#### Exercise aim:
Report each line of the data that includes the word "Jasmijn".

#### Data lines:
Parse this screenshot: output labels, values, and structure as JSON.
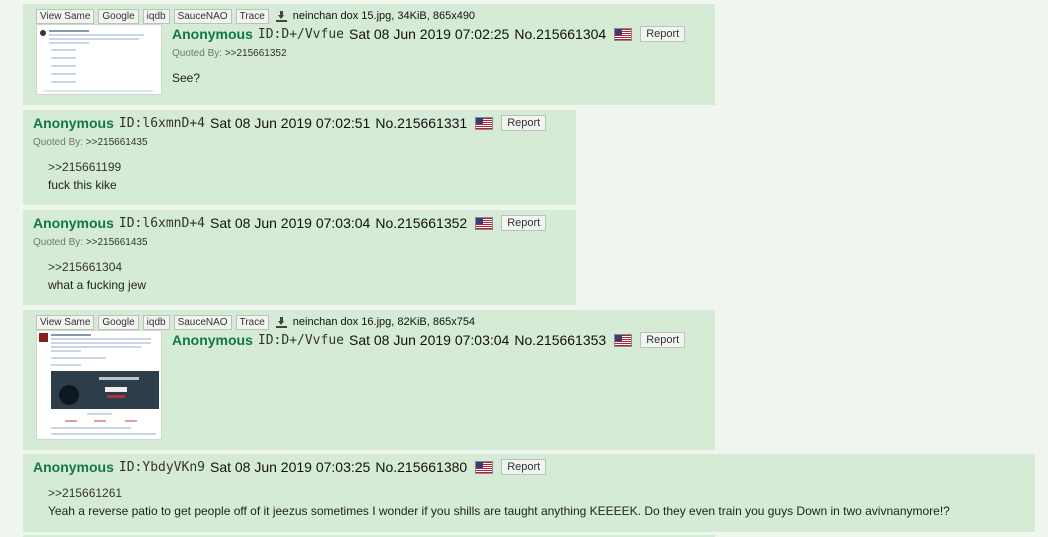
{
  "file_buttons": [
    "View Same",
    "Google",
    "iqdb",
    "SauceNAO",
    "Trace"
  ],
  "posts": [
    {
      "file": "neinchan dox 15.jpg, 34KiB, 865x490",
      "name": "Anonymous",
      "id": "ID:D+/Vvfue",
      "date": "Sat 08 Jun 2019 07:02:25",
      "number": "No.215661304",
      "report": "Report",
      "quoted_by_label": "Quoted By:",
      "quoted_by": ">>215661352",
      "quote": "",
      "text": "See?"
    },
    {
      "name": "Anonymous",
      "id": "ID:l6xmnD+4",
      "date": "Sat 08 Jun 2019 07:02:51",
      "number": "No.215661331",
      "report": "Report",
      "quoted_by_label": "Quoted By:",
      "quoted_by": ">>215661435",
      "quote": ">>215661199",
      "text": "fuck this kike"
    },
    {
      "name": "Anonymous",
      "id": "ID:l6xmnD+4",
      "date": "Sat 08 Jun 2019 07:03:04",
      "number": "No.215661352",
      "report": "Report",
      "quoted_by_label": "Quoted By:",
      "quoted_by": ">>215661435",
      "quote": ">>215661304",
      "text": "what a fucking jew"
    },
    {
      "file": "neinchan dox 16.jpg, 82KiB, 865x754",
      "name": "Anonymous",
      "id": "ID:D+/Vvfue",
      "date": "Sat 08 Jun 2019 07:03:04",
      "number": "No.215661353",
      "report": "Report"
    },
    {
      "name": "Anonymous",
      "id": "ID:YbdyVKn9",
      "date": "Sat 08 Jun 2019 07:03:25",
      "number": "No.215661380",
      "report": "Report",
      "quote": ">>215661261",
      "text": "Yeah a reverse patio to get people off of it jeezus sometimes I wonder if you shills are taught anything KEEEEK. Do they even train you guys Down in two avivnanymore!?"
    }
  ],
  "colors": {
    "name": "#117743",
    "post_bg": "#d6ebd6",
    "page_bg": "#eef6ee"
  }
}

...

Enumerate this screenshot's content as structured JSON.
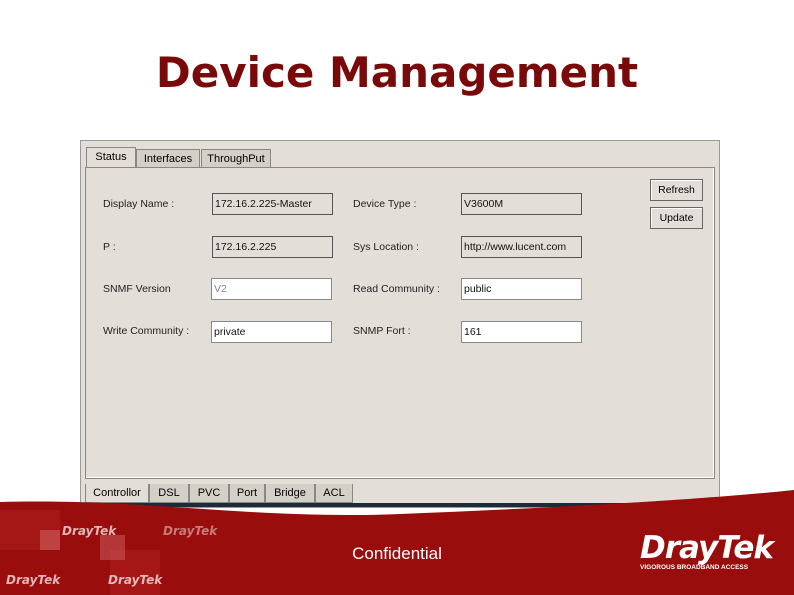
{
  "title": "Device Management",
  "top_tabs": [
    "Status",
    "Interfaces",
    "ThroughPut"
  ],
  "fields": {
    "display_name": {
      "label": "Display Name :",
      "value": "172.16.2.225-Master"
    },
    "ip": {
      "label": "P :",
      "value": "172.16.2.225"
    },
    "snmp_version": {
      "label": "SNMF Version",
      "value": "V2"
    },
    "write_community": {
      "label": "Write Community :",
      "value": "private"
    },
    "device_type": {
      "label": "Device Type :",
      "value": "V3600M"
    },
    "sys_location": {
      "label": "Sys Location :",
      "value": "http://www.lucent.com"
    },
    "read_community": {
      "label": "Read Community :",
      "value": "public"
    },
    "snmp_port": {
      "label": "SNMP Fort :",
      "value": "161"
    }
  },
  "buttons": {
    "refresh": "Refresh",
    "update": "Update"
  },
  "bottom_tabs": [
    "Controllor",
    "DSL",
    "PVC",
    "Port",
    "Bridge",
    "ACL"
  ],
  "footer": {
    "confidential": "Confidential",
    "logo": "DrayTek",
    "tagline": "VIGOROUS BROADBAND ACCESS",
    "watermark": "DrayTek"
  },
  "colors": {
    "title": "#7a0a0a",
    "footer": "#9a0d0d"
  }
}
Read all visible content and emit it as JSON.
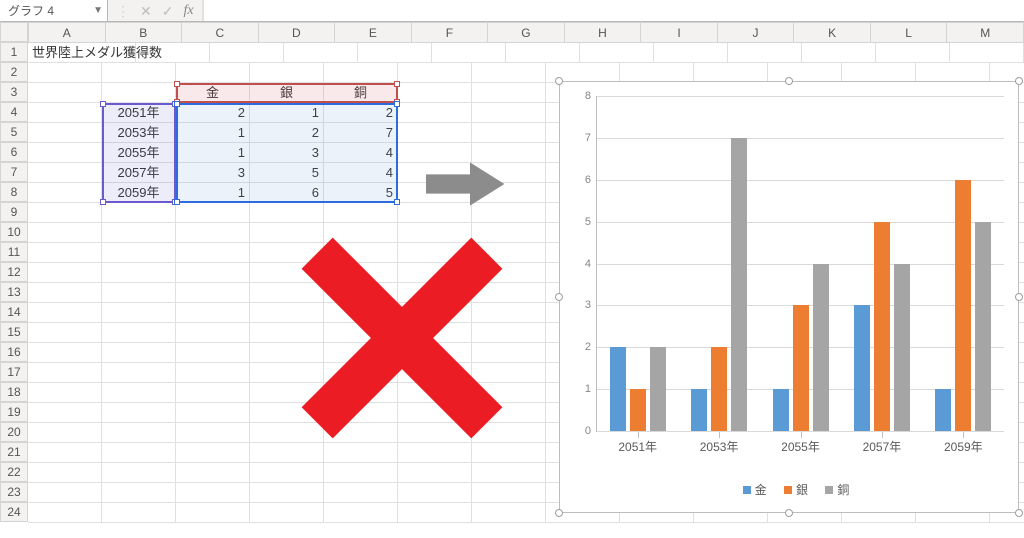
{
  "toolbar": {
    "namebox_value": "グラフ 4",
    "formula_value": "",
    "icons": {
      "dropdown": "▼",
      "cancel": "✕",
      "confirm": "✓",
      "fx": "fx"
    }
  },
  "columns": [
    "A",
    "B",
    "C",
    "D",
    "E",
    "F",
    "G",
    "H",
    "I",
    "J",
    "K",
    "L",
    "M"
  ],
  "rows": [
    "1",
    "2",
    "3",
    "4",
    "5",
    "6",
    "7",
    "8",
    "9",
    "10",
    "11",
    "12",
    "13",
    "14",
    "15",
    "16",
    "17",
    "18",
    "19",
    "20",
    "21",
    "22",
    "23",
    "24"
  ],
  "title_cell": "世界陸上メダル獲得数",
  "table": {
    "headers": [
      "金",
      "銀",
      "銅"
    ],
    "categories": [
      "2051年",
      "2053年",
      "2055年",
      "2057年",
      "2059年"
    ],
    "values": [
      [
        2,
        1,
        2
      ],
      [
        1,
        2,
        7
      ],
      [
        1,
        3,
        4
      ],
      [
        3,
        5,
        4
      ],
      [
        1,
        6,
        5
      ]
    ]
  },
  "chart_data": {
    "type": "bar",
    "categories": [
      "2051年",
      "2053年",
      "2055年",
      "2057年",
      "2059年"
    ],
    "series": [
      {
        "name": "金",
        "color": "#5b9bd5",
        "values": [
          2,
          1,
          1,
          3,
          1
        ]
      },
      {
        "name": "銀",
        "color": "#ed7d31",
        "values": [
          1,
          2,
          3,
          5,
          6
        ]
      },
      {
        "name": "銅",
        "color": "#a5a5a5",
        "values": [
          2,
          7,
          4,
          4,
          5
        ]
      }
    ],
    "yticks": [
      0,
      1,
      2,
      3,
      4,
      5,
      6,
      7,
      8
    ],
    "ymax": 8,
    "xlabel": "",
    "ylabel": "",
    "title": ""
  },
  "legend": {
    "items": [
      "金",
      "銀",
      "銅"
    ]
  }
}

...

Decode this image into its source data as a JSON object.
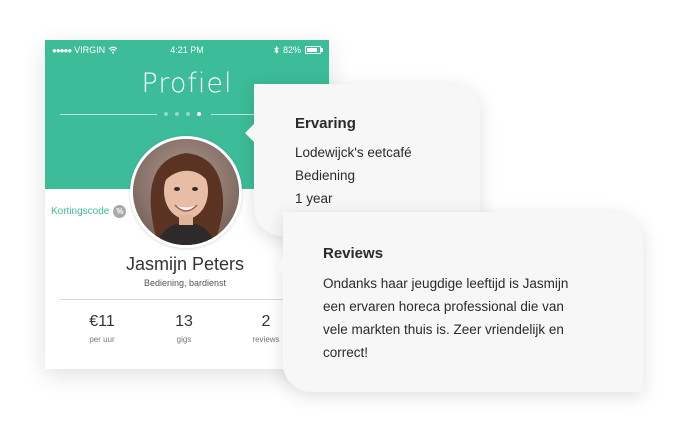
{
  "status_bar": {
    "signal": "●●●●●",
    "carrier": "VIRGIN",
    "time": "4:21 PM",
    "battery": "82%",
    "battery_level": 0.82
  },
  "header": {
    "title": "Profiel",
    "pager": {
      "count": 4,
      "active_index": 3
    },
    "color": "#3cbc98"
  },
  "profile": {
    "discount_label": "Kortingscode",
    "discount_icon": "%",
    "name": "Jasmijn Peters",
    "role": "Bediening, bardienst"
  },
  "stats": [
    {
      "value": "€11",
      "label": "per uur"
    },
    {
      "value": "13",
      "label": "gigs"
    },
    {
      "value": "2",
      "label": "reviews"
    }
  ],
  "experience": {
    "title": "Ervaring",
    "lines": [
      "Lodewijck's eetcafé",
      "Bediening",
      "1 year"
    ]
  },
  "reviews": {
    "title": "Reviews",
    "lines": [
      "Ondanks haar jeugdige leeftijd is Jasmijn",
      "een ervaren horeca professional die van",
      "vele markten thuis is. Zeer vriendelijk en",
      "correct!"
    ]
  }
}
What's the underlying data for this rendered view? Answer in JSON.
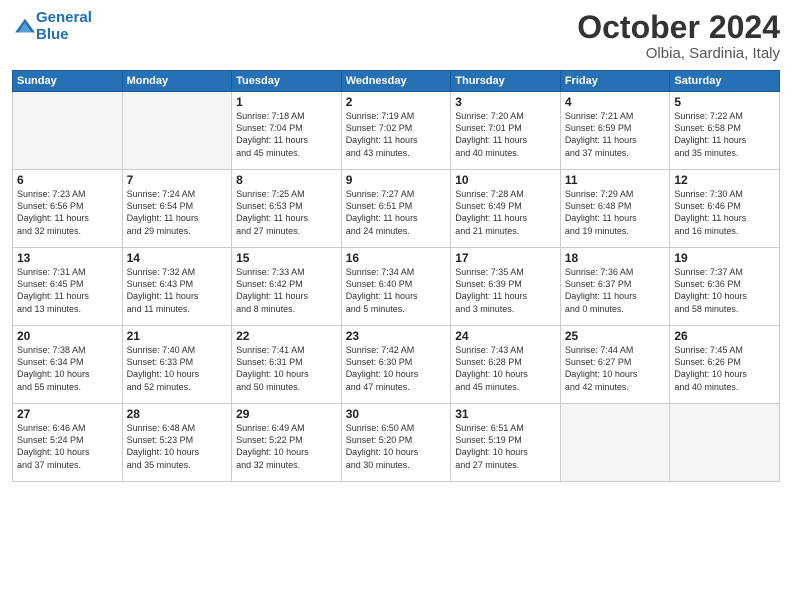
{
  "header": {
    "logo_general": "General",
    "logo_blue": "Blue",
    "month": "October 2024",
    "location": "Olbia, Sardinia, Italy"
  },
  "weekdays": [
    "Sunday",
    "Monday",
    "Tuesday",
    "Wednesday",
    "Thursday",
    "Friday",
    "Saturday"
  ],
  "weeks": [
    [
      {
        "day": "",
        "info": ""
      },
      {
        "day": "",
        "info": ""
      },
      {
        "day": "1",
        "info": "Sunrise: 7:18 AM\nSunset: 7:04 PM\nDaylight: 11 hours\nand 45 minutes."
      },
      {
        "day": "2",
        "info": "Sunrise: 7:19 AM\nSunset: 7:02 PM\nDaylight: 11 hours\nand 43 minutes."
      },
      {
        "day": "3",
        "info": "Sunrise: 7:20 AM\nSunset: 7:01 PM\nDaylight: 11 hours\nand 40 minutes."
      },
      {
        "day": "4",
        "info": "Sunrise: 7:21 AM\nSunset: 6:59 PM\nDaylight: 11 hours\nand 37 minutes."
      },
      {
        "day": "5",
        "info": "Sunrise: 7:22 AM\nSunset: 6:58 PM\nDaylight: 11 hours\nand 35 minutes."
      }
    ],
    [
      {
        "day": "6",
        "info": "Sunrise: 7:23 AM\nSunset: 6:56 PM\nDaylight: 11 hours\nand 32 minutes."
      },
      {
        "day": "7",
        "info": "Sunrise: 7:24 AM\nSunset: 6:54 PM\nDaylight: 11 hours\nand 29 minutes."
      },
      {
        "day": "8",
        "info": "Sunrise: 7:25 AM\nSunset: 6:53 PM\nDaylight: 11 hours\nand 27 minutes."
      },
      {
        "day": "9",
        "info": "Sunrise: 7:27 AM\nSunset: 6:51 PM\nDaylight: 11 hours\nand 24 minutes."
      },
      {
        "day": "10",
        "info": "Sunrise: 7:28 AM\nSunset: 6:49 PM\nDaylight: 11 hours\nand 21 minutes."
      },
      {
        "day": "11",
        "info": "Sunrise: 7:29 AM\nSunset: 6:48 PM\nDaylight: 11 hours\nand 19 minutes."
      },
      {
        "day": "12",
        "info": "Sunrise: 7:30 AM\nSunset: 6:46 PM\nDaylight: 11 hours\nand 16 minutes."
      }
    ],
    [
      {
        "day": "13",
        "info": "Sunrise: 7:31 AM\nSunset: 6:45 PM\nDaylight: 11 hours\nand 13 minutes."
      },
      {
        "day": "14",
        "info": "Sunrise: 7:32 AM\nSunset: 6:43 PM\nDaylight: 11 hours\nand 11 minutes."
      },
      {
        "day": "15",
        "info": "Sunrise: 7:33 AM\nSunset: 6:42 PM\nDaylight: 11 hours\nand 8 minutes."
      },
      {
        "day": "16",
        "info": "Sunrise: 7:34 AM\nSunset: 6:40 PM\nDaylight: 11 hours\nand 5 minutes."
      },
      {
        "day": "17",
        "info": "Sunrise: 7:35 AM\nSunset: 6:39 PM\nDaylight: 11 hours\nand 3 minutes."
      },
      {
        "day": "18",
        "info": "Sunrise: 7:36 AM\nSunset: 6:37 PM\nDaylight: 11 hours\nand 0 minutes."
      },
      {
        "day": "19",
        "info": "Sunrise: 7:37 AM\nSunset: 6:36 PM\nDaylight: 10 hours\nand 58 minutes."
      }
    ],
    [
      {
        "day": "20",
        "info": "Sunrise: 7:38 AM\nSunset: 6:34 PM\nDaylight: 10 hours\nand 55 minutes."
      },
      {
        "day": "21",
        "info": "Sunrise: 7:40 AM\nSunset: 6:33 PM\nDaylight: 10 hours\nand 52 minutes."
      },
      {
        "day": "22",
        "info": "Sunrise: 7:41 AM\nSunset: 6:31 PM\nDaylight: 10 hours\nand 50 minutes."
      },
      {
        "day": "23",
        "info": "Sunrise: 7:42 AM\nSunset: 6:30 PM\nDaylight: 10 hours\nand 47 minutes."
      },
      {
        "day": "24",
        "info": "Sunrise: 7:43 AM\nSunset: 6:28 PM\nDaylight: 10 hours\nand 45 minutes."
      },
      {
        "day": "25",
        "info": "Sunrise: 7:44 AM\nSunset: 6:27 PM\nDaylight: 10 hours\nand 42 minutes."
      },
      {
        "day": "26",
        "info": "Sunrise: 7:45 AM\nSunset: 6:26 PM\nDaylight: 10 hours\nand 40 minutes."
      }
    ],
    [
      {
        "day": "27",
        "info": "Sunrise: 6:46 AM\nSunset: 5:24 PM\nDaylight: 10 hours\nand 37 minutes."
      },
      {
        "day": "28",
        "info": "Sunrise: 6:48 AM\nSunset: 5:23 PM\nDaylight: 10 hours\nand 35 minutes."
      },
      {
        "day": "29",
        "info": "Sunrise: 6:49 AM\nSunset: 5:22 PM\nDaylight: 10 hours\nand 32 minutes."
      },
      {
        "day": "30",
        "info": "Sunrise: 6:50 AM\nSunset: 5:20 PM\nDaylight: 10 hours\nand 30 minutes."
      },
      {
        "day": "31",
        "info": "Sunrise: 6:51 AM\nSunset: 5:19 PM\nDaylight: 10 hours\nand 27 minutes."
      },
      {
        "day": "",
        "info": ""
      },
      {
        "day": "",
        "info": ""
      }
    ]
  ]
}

#### The reply:
    "name": "Jasmijn Peters",
      "Ondanks haar jeugdige leeftijd is Jasmijn",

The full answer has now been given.